■ **Tugas tertulis**
Sebutkan jumlah baris entri yang memuat kata "shape", dengan huruf besar dan kecil dibedakan. Tuliskan angkanya saja.

■ **Informasi yang ditampilkan**
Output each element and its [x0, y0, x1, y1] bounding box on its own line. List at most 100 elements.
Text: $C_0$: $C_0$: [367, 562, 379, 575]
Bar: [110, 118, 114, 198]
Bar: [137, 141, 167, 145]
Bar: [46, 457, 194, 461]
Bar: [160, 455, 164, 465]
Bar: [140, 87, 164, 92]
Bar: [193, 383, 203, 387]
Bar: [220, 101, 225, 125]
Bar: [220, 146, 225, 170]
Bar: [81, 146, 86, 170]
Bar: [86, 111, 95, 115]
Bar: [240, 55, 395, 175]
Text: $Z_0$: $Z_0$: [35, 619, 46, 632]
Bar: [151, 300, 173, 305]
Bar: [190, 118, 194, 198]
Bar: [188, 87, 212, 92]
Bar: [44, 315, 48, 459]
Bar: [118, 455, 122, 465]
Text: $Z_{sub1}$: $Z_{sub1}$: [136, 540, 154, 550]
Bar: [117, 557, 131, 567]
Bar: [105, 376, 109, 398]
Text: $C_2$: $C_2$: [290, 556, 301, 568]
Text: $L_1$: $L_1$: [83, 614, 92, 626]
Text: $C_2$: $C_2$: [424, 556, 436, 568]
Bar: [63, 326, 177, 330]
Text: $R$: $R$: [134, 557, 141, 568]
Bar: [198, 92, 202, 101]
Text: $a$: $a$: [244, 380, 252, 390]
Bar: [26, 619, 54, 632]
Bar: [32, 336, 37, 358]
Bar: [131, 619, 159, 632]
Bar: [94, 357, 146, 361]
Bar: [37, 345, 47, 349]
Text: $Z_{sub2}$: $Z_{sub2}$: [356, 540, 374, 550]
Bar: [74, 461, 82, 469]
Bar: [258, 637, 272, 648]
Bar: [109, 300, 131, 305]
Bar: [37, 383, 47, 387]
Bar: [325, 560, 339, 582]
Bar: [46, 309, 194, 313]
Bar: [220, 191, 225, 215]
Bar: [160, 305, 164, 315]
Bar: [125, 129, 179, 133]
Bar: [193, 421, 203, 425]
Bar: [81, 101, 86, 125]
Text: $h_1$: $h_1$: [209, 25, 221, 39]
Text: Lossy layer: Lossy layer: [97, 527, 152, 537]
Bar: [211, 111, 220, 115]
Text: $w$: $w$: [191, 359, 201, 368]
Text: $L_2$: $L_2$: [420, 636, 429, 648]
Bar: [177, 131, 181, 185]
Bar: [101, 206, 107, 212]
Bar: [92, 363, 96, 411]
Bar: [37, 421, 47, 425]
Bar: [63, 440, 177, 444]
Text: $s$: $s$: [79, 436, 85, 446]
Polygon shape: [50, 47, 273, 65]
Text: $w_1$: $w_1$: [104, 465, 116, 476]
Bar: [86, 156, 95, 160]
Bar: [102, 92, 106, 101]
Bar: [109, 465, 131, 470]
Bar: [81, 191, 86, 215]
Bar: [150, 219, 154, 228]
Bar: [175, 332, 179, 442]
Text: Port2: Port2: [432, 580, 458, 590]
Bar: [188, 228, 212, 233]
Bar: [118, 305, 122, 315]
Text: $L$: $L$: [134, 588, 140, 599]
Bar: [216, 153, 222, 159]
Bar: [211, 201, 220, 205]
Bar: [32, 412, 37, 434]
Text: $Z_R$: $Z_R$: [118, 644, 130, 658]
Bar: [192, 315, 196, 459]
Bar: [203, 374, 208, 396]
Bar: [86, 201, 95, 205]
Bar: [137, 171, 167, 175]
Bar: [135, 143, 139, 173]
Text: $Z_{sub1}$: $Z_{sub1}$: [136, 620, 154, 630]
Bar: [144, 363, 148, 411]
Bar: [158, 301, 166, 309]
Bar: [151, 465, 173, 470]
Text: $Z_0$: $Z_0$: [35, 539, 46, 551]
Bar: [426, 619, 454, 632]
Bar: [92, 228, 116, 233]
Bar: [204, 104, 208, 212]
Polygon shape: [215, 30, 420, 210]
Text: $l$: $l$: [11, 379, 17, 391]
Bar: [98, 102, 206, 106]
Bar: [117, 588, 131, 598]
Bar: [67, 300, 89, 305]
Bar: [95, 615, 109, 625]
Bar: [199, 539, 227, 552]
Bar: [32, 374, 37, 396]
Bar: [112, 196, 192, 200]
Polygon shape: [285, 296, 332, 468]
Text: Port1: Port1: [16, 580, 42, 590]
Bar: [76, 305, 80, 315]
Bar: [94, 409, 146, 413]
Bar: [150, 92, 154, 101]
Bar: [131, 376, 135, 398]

■ **Hasil tugas ini**
3